─── DATA SUPPLIED ───
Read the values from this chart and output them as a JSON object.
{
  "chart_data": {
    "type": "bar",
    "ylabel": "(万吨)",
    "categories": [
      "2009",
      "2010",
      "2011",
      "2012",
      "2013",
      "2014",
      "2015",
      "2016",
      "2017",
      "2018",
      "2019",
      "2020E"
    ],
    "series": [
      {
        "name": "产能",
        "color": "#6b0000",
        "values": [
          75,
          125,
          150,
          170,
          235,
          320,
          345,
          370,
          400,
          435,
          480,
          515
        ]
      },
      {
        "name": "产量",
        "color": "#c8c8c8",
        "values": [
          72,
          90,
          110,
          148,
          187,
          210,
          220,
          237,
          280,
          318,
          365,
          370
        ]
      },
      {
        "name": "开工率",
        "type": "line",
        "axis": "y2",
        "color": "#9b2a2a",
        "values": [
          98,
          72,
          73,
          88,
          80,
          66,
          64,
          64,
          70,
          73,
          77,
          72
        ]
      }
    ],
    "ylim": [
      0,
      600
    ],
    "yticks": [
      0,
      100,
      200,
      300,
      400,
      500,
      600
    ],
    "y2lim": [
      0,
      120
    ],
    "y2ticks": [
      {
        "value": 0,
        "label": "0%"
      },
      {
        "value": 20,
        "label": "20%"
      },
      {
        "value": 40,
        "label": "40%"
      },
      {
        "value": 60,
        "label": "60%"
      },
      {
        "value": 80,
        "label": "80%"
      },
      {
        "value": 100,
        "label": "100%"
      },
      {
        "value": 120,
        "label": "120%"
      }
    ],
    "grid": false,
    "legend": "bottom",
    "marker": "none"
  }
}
───
EXERCISE REQUIREMENTS -
Report only the number of lines in the records that include the word "color".

SOLUTION TO THIS TASK -
3